- _TASK DATA_:
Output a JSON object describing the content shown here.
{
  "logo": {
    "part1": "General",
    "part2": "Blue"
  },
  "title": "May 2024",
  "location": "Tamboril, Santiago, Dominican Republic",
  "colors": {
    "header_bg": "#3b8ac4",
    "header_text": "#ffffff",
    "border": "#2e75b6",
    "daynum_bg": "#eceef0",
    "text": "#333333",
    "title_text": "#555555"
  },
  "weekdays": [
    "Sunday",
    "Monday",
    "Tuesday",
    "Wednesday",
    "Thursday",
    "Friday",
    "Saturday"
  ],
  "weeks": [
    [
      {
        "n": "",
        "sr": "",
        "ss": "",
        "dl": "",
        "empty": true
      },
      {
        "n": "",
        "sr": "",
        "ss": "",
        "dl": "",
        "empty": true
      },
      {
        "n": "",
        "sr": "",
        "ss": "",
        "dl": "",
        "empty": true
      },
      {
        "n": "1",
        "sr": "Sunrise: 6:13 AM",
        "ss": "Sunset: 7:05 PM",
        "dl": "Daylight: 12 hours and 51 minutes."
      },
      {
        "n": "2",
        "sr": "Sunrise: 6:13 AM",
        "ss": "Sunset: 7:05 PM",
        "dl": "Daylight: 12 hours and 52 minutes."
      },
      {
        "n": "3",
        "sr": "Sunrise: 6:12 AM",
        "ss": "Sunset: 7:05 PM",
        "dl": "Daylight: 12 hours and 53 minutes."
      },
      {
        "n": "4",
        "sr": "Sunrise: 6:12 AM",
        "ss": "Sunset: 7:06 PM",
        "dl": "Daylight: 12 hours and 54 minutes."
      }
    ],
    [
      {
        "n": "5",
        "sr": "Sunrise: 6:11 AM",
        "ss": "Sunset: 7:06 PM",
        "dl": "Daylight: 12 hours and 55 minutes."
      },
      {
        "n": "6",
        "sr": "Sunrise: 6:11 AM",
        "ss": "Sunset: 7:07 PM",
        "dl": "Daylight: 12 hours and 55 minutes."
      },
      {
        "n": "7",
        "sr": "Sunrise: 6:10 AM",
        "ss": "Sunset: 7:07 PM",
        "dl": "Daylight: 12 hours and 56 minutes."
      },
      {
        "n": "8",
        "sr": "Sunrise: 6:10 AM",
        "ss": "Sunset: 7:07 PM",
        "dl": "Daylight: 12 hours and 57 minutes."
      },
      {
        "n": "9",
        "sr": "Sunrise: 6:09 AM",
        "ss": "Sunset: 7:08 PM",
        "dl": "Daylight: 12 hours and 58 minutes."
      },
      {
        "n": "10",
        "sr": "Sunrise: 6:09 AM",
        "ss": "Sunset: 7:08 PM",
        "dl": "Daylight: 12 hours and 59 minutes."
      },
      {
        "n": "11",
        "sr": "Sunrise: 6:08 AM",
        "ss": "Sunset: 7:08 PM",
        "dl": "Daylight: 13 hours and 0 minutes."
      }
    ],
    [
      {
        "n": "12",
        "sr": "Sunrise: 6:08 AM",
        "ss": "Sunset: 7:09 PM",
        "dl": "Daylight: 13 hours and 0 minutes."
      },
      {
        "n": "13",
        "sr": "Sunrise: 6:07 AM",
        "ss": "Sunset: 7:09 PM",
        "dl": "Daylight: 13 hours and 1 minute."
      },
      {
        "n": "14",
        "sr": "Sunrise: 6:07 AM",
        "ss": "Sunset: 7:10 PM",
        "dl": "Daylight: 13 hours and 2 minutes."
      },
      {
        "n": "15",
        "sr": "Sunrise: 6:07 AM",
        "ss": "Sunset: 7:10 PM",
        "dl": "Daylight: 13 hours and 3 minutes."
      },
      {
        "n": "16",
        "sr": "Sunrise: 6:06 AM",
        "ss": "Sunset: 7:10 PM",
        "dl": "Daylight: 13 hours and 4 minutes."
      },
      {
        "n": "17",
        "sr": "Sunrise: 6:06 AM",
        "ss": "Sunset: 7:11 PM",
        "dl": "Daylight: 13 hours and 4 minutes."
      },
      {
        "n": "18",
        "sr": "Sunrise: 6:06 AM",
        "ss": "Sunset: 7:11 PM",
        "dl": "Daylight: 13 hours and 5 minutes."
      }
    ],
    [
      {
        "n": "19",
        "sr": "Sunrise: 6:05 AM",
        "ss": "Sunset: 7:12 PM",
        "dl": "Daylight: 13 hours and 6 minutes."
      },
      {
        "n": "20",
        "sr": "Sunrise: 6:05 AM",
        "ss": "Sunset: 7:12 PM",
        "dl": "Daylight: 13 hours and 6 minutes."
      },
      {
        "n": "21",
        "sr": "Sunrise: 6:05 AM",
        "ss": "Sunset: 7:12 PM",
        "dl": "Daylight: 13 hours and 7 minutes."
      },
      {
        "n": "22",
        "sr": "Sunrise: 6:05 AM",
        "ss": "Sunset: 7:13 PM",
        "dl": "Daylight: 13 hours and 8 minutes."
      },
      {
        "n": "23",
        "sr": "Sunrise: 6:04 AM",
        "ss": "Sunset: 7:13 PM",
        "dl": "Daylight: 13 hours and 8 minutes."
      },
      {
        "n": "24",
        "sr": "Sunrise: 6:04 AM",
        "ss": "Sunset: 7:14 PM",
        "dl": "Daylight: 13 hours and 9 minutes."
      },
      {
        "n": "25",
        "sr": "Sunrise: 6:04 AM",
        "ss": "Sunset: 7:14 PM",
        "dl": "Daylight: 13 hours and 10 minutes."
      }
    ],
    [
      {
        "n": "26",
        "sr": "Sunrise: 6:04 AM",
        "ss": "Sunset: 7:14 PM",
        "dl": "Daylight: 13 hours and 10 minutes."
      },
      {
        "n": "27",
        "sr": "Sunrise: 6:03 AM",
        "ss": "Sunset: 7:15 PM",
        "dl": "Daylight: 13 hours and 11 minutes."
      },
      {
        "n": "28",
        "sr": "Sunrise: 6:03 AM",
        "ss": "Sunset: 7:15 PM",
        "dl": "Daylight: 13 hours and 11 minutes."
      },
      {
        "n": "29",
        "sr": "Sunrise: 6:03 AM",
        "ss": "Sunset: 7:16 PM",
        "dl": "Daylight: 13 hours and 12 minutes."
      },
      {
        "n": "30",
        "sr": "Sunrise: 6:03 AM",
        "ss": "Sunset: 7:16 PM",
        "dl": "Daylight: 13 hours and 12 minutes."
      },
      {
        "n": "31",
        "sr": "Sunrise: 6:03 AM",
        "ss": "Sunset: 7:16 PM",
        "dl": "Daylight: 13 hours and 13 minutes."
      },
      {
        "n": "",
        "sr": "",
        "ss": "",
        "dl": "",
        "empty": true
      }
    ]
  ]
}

- _WHAT TO WORK ON_:
Retype the listing above in full, with no alterations.

- _WRITTEN SOLUTION_:
Output a JSON object describing the content shown here.
{
  "logo": {
    "part1": "General",
    "part2": "Blue"
  },
  "title": "May 2024",
  "location": "Tamboril, Santiago, Dominican Republic",
  "colors": {
    "header_bg": "#3b8ac4",
    "header_text": "#ffffff",
    "border": "#2e75b6",
    "daynum_bg": "#eceef0",
    "text": "#333333",
    "title_text": "#555555"
  },
  "weekdays": [
    "Sunday",
    "Monday",
    "Tuesday",
    "Wednesday",
    "Thursday",
    "Friday",
    "Saturday"
  ],
  "weeks": [
    [
      {
        "n": "",
        "sr": "",
        "ss": "",
        "dl": "",
        "empty": true
      },
      {
        "n": "",
        "sr": "",
        "ss": "",
        "dl": "",
        "empty": true
      },
      {
        "n": "",
        "sr": "",
        "ss": "",
        "dl": "",
        "empty": true
      },
      {
        "n": "1",
        "sr": "Sunrise: 6:13 AM",
        "ss": "Sunset: 7:05 PM",
        "dl": "Daylight: 12 hours and 51 minutes."
      },
      {
        "n": "2",
        "sr": "Sunrise: 6:13 AM",
        "ss": "Sunset: 7:05 PM",
        "dl": "Daylight: 12 hours and 52 minutes."
      },
      {
        "n": "3",
        "sr": "Sunrise: 6:12 AM",
        "ss": "Sunset: 7:05 PM",
        "dl": "Daylight: 12 hours and 53 minutes."
      },
      {
        "n": "4",
        "sr": "Sunrise: 6:12 AM",
        "ss": "Sunset: 7:06 PM",
        "dl": "Daylight: 12 hours and 54 minutes."
      }
    ],
    [
      {
        "n": "5",
        "sr": "Sunrise: 6:11 AM",
        "ss": "Sunset: 7:06 PM",
        "dl": "Daylight: 12 hours and 55 minutes."
      },
      {
        "n": "6",
        "sr": "Sunrise: 6:11 AM",
        "ss": "Sunset: 7:07 PM",
        "dl": "Daylight: 12 hours and 55 minutes."
      },
      {
        "n": "7",
        "sr": "Sunrise: 6:10 AM",
        "ss": "Sunset: 7:07 PM",
        "dl": "Daylight: 12 hours and 56 minutes."
      },
      {
        "n": "8",
        "sr": "Sunrise: 6:10 AM",
        "ss": "Sunset: 7:07 PM",
        "dl": "Daylight: 12 hours and 57 minutes."
      },
      {
        "n": "9",
        "sr": "Sunrise: 6:09 AM",
        "ss": "Sunset: 7:08 PM",
        "dl": "Daylight: 12 hours and 58 minutes."
      },
      {
        "n": "10",
        "sr": "Sunrise: 6:09 AM",
        "ss": "Sunset: 7:08 PM",
        "dl": "Daylight: 12 hours and 59 minutes."
      },
      {
        "n": "11",
        "sr": "Sunrise: 6:08 AM",
        "ss": "Sunset: 7:08 PM",
        "dl": "Daylight: 13 hours and 0 minutes."
      }
    ],
    [
      {
        "n": "12",
        "sr": "Sunrise: 6:08 AM",
        "ss": "Sunset: 7:09 PM",
        "dl": "Daylight: 13 hours and 0 minutes."
      },
      {
        "n": "13",
        "sr": "Sunrise: 6:07 AM",
        "ss": "Sunset: 7:09 PM",
        "dl": "Daylight: 13 hours and 1 minute."
      },
      {
        "n": "14",
        "sr": "Sunrise: 6:07 AM",
        "ss": "Sunset: 7:10 PM",
        "dl": "Daylight: 13 hours and 2 minutes."
      },
      {
        "n": "15",
        "sr": "Sunrise: 6:07 AM",
        "ss": "Sunset: 7:10 PM",
        "dl": "Daylight: 13 hours and 3 minutes."
      },
      {
        "n": "16",
        "sr": "Sunrise: 6:06 AM",
        "ss": "Sunset: 7:10 PM",
        "dl": "Daylight: 13 hours and 4 minutes."
      },
      {
        "n": "17",
        "sr": "Sunrise: 6:06 AM",
        "ss": "Sunset: 7:11 PM",
        "dl": "Daylight: 13 hours and 4 minutes."
      },
      {
        "n": "18",
        "sr": "Sunrise: 6:06 AM",
        "ss": "Sunset: 7:11 PM",
        "dl": "Daylight: 13 hours and 5 minutes."
      }
    ],
    [
      {
        "n": "19",
        "sr": "Sunrise: 6:05 AM",
        "ss": "Sunset: 7:12 PM",
        "dl": "Daylight: 13 hours and 6 minutes."
      },
      {
        "n": "20",
        "sr": "Sunrise: 6:05 AM",
        "ss": "Sunset: 7:12 PM",
        "dl": "Daylight: 13 hours and 6 minutes."
      },
      {
        "n": "21",
        "sr": "Sunrise: 6:05 AM",
        "ss": "Sunset: 7:12 PM",
        "dl": "Daylight: 13 hours and 7 minutes."
      },
      {
        "n": "22",
        "sr": "Sunrise: 6:05 AM",
        "ss": "Sunset: 7:13 PM",
        "dl": "Daylight: 13 hours and 8 minutes."
      },
      {
        "n": "23",
        "sr": "Sunrise: 6:04 AM",
        "ss": "Sunset: 7:13 PM",
        "dl": "Daylight: 13 hours and 8 minutes."
      },
      {
        "n": "24",
        "sr": "Sunrise: 6:04 AM",
        "ss": "Sunset: 7:14 PM",
        "dl": "Daylight: 13 hours and 9 minutes."
      },
      {
        "n": "25",
        "sr": "Sunrise: 6:04 AM",
        "ss": "Sunset: 7:14 PM",
        "dl": "Daylight: 13 hours and 10 minutes."
      }
    ],
    [
      {
        "n": "26",
        "sr": "Sunrise: 6:04 AM",
        "ss": "Sunset: 7:14 PM",
        "dl": "Daylight: 13 hours and 10 minutes."
      },
      {
        "n": "27",
        "sr": "Sunrise: 6:03 AM",
        "ss": "Sunset: 7:15 PM",
        "dl": "Daylight: 13 hours and 11 minutes."
      },
      {
        "n": "28",
        "sr": "Sunrise: 6:03 AM",
        "ss": "Sunset: 7:15 PM",
        "dl": "Daylight: 13 hours and 11 minutes."
      },
      {
        "n": "29",
        "sr": "Sunrise: 6:03 AM",
        "ss": "Sunset: 7:16 PM",
        "dl": "Daylight: 13 hours and 12 minutes."
      },
      {
        "n": "30",
        "sr": "Sunrise: 6:03 AM",
        "ss": "Sunset: 7:16 PM",
        "dl": "Daylight: 13 hours and 12 minutes."
      },
      {
        "n": "31",
        "sr": "Sunrise: 6:03 AM",
        "ss": "Sunset: 7:16 PM",
        "dl": "Daylight: 13 hours and 13 minutes."
      },
      {
        "n": "",
        "sr": "",
        "ss": "",
        "dl": "",
        "empty": true
      }
    ]
  ]
}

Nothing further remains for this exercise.